Challenge - Count lines with the string "JSON" in them. State the number alone.

Records supplied -
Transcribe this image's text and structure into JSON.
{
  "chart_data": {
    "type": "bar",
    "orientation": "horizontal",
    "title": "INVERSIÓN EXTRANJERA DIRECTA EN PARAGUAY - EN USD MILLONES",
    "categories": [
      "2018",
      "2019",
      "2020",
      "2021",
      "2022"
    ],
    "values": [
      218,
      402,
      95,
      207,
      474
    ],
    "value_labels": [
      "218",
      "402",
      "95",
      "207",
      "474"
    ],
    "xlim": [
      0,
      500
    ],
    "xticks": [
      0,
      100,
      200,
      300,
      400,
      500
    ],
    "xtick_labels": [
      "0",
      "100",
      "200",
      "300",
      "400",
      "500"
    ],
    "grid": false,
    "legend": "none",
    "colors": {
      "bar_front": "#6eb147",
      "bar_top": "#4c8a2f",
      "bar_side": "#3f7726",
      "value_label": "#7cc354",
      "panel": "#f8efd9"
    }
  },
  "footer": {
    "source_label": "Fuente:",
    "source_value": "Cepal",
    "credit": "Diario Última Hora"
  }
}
--
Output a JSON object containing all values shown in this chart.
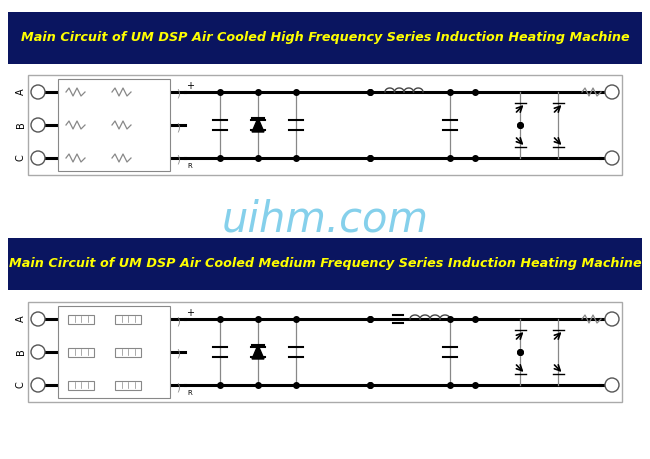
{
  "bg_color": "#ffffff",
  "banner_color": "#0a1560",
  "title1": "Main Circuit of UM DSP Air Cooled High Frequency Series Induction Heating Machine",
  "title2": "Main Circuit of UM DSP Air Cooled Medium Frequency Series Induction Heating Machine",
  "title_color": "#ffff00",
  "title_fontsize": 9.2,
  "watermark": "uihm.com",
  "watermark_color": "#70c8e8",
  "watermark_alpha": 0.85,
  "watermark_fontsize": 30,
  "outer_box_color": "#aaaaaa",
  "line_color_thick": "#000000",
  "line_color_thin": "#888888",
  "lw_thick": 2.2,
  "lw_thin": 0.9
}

Solution for this exercise - 2